### Selected extract ###

Spider-Man
Spider-Man debuted on the 5th of June 1962, when Amazing Fantasy #15 went on sale, introducing a nerdy teenager from Queens who would become one of the most recognizable fictional characters on earth. Stan Lee and artist Steve Ditko placed Peter Benjamin Parker in a world with no mentor, no team, no glamour. His parents were dead. His uncle would soon follow. He had pimples and an overdue rent bill. Nobody had tried this before in superhero comics.
What made a publisher approve such an unlikely pitch? Why did a teenager who could have stopped a thief, and chose not to, become a symbol of responsibility rather than shame? And how did a character the publisher called a certain failure end up outselling every rival in the business? Those are the questions this documentary will answer.
Martin Goodman, Marvel's publisher, told Stan Lee that Spider-Man would never work. In a 1986 interview, Lee recalled Goodman's objections: "Nobody likes spiders; it sounds too much like Superman, and how could a teenager be a superhero?" Lee pushed back with the idea of an average man who happens to have superpowers. Goodman only agreed to a tryout because Amazing Fantasy was already scheduled for cancellation after issue #15.
Before a single page was drawn, the character's authorship became contested. Lee first brought the concept to Jack Kirby, who connected it to an unpublished 1950s character he had developed with Joe Simon called the Silver Spider. In Simon's later account, Kirby drew sample pages, but Lee rejected them because the result looked like "Captain America with cobwebs." Lee handed the assignment to Steve Ditko.

### Data block ###

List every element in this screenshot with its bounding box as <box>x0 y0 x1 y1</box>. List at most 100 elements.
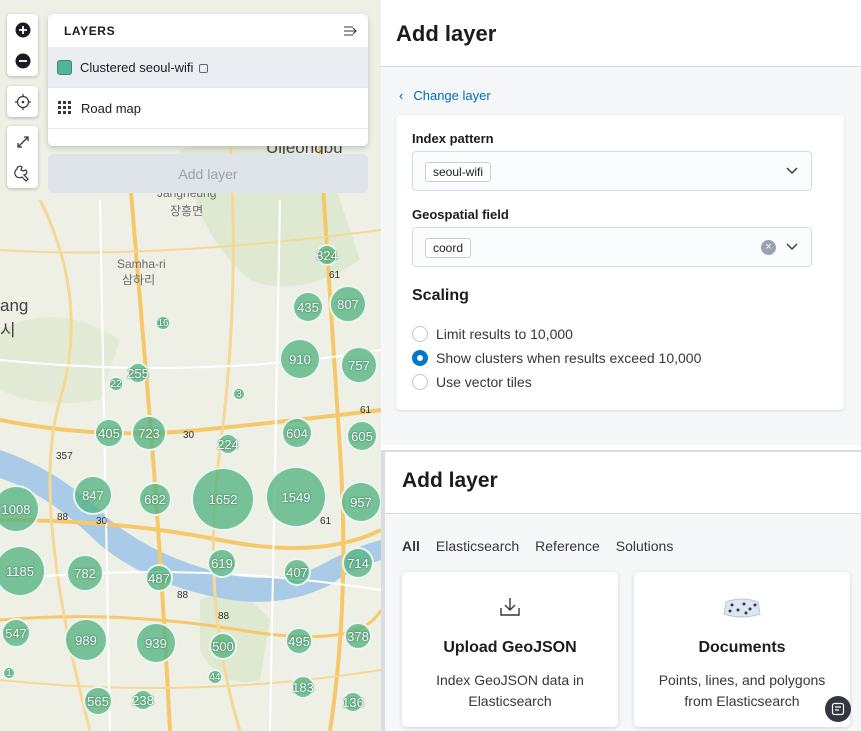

###

Short task: Retype the Spider-Man text above word for word, from its title through its final sentence.

Response for this exercise:
Spider-Man
Spider-Man debuted on the 5th of June 1962, when Amazing Fantasy #15 went on sale, introducing a nerdy teenager from Queens who would become one of the most recognizable fictional characters on earth. Stan Lee and artist Steve Ditko placed Peter Benjamin Parker in a world with no mentor, no team, no glamour. His parents were dead. His uncle would soon follow. He had pimples and an overdue rent bill. Nobody had tried this before in superhero comics.
What made a publisher approve such an unlikely pitch? Why did a teenager who could have stopped a thief, and chose not to, become a symbol of responsibility rather than shame? And how did a character the publisher called a certain failure end up outselling every rival in the business? Those are the questions this documentary will answer.
Martin Goodman, Marvel's publisher, told Stan Lee that Spider-Man would never work. In a 1986 interview, Lee recalled Goodman's objections: "Nobody likes spiders; it sounds too much like Superman, and how could a teenager be a superhero?" Lee pushed back with the idea of an average man who happens to have superpowers. Goodman only agreed to a tryout because Amazing Fantasy was already scheduled for cancellation after issue #15.
Before a single page was drawn, the character's authorship became contested. Lee first brought the concept to Jack Kirby, who connected it to an unpublished 1950s character he had developed with Joe Simon called the Silver Spider. In Simon's later account, Kirby drew sample pages, but Lee rejected them because the result looked like "Captain America with cobwebs." Lee handed the assignment to Steve Ditko.